### What you are asked to do
Scan the entries below and extract each line with the word "other" in it.

(Dataset records)
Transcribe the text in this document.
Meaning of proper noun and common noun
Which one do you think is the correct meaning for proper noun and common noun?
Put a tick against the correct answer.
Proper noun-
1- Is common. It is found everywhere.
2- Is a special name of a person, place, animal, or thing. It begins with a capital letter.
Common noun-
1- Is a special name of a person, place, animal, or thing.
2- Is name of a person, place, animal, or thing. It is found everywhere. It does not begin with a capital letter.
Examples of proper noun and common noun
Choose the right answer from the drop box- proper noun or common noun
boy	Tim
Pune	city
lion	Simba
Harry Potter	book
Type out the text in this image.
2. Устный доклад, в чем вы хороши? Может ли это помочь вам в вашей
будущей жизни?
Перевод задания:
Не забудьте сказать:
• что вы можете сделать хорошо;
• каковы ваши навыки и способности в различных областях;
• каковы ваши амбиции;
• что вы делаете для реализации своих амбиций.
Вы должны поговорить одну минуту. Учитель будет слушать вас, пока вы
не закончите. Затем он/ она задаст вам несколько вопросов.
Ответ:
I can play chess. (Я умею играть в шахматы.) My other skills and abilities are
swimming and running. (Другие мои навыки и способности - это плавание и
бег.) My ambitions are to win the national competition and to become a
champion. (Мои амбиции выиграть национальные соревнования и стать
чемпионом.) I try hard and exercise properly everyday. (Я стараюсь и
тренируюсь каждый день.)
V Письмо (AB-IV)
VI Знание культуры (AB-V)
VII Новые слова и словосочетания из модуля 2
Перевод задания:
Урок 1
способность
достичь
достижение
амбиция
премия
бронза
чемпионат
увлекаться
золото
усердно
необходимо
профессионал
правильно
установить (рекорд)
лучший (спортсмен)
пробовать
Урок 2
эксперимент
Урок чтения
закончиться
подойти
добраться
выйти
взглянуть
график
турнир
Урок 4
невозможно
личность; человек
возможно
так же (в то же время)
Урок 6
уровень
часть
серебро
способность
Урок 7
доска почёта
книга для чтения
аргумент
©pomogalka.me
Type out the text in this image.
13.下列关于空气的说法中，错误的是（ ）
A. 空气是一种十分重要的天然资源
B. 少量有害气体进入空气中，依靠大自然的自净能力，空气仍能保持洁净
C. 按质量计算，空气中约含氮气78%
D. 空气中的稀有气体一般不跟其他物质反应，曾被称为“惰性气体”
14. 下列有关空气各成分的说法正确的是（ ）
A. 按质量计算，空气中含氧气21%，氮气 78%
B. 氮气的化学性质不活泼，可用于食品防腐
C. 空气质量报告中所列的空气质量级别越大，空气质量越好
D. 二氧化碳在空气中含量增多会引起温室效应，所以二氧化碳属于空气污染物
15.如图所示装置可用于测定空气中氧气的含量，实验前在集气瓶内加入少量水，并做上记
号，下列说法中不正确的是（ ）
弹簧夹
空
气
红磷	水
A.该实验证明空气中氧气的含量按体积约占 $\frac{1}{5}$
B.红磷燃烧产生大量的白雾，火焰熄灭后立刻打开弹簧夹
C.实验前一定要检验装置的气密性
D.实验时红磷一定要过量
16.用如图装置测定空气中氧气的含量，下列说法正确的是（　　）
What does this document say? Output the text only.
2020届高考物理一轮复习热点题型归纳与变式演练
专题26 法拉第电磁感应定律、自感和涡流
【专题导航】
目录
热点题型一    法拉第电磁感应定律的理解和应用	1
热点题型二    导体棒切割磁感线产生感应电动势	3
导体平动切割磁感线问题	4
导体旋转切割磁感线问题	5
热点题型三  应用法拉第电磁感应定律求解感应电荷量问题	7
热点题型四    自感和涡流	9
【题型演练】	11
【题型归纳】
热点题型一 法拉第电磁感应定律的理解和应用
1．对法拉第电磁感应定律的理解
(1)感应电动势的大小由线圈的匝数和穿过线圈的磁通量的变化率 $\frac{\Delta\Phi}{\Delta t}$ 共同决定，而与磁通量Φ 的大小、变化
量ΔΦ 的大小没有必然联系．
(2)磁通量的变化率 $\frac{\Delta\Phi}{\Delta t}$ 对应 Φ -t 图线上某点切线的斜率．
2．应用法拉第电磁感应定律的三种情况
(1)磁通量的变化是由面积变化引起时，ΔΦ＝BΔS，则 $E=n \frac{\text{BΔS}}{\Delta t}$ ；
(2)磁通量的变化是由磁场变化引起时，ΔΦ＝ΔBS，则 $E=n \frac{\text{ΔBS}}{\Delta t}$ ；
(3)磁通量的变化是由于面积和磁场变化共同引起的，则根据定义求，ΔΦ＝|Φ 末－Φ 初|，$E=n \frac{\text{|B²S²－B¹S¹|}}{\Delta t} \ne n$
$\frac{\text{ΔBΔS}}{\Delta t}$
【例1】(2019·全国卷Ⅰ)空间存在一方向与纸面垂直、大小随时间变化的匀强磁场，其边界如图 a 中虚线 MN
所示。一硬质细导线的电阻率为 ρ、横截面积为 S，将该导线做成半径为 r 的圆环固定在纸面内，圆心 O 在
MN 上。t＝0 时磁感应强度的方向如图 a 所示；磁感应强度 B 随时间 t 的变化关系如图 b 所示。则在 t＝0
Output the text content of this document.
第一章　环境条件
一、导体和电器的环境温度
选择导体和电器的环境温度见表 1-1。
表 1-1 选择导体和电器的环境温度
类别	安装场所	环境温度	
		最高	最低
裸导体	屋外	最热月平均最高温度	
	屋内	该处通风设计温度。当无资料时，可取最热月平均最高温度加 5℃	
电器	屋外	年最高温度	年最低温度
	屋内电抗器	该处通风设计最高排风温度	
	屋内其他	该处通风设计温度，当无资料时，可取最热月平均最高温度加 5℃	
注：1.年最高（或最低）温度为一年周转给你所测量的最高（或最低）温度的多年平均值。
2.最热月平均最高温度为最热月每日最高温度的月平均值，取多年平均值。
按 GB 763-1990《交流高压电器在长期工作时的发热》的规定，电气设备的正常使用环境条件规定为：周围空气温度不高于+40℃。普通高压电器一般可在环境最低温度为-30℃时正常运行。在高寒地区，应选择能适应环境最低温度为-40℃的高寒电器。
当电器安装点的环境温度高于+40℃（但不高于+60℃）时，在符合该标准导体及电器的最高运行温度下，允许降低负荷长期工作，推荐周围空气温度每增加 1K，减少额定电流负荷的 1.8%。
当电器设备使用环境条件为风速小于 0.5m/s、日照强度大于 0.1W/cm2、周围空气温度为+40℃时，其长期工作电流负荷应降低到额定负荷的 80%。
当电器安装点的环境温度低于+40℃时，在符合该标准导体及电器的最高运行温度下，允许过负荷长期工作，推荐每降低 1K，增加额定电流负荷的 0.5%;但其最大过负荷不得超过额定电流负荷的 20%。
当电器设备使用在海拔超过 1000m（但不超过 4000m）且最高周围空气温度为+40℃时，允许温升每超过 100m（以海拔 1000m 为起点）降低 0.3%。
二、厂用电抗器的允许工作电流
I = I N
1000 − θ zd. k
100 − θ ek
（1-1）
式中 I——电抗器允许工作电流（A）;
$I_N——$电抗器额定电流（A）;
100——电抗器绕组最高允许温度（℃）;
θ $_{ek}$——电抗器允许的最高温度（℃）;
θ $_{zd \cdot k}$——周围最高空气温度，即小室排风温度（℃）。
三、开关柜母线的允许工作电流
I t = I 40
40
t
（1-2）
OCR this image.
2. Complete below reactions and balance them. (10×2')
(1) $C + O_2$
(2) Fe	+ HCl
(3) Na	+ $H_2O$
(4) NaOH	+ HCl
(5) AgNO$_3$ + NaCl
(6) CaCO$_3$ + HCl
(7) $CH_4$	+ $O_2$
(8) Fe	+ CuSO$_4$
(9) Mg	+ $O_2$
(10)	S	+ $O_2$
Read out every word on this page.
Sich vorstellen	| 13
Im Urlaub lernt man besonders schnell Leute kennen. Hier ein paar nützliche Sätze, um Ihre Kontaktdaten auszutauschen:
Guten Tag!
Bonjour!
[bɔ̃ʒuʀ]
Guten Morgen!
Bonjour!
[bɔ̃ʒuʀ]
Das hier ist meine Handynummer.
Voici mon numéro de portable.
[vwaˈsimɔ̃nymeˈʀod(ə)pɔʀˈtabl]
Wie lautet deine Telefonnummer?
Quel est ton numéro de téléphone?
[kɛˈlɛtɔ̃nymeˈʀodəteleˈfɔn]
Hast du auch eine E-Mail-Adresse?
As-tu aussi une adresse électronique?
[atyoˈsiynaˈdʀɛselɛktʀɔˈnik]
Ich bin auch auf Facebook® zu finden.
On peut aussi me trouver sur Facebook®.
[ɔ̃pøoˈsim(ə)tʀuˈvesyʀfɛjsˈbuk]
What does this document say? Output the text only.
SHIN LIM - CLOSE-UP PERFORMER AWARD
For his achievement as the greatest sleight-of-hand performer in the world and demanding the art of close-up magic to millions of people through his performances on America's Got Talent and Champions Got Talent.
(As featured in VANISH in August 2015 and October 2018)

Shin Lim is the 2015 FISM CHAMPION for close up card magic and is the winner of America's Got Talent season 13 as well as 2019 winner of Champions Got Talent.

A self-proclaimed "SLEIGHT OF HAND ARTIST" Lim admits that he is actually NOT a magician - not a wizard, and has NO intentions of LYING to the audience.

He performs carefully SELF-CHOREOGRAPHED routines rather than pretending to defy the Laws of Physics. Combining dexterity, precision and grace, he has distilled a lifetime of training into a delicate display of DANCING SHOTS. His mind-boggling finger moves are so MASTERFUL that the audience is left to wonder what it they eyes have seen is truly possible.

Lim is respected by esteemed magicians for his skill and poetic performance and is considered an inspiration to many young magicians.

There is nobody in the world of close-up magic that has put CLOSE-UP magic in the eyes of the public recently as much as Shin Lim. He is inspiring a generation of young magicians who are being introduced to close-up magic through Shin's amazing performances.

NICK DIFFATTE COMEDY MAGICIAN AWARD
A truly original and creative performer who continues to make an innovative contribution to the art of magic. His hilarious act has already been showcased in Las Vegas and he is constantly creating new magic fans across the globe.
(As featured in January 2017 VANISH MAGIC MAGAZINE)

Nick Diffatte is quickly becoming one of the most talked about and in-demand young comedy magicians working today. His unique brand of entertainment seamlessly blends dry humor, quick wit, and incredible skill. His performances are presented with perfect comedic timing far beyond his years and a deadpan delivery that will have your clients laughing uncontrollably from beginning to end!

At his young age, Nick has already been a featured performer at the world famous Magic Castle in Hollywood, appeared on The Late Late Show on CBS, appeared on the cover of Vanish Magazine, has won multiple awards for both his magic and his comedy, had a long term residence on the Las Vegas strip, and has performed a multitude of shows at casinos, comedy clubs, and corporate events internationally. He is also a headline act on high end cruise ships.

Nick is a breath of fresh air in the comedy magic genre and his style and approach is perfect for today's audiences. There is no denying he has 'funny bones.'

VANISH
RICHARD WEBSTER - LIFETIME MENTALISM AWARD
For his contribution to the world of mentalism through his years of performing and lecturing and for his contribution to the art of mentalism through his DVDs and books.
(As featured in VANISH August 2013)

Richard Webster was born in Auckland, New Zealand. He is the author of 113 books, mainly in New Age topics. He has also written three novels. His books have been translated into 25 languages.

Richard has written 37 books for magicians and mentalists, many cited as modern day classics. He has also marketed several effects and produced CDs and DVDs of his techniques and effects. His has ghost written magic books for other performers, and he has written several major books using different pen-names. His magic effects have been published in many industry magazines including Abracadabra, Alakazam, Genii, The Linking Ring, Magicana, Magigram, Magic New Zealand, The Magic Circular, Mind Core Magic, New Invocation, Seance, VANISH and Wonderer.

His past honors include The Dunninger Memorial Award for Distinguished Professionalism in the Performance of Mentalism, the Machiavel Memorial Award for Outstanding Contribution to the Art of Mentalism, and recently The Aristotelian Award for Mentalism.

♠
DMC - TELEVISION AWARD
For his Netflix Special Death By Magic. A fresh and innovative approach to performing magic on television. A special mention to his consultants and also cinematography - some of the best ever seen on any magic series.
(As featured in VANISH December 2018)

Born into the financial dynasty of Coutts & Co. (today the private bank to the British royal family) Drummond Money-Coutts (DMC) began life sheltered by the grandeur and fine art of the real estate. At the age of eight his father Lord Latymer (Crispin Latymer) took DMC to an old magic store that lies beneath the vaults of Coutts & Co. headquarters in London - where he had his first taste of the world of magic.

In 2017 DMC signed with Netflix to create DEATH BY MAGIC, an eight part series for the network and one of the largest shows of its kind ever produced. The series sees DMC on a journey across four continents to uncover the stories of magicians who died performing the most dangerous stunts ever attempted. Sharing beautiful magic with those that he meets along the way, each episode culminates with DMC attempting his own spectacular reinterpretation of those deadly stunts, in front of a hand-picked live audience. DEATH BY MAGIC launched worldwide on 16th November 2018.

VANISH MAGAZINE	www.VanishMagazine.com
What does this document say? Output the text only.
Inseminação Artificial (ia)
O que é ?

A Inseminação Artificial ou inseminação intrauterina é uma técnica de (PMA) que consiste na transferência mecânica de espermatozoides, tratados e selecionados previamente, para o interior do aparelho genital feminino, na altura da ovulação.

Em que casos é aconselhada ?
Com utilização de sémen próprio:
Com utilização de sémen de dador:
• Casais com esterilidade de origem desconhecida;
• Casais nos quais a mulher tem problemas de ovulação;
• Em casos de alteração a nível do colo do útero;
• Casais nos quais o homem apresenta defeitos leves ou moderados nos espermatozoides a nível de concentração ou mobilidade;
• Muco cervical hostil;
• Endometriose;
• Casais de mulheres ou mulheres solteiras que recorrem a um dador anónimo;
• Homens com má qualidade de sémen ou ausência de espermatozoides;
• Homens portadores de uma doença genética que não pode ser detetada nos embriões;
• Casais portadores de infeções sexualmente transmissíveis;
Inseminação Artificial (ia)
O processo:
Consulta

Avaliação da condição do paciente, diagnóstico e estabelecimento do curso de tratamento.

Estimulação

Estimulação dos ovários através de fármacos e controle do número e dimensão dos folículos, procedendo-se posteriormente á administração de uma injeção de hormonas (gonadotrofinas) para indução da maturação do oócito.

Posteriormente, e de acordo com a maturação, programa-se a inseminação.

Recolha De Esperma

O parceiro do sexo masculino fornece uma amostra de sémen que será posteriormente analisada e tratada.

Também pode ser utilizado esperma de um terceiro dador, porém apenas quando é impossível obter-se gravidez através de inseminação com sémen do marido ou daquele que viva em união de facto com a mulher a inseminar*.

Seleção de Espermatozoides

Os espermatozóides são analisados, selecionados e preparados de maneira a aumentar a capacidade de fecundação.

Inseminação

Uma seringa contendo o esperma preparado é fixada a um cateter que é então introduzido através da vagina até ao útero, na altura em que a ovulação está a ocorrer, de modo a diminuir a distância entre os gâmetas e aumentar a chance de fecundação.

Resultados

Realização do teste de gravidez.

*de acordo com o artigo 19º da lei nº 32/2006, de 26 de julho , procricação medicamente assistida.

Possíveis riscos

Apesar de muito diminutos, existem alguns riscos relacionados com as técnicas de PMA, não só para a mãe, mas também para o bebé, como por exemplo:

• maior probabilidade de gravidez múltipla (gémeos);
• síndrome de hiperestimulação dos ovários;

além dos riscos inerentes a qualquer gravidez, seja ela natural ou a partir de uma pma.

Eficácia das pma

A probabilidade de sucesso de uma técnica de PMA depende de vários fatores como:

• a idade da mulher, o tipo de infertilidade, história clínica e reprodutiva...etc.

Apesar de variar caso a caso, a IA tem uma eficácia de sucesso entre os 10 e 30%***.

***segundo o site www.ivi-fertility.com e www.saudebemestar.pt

### Final answer
I can play chess. (Я умею играть в шахматы.) My other skills and abilities are
Richard has written 37 books for magicians and mentalists, many cited as modern day classics. He has also marketed several effects and produced CDs and DVDs of his techniques and effects. His has ghost written magic books for other performers, and he has written several major books using different pen-names. His magic effects have been published in many industry magazines including Abracadabra, Alakazam, Genii, The Linking Ring, Magicana, Magigram, Magic New Zealand, The Magic Circular, Mind Core Magic, New Invocation, Seance, VANISH and Wonderer.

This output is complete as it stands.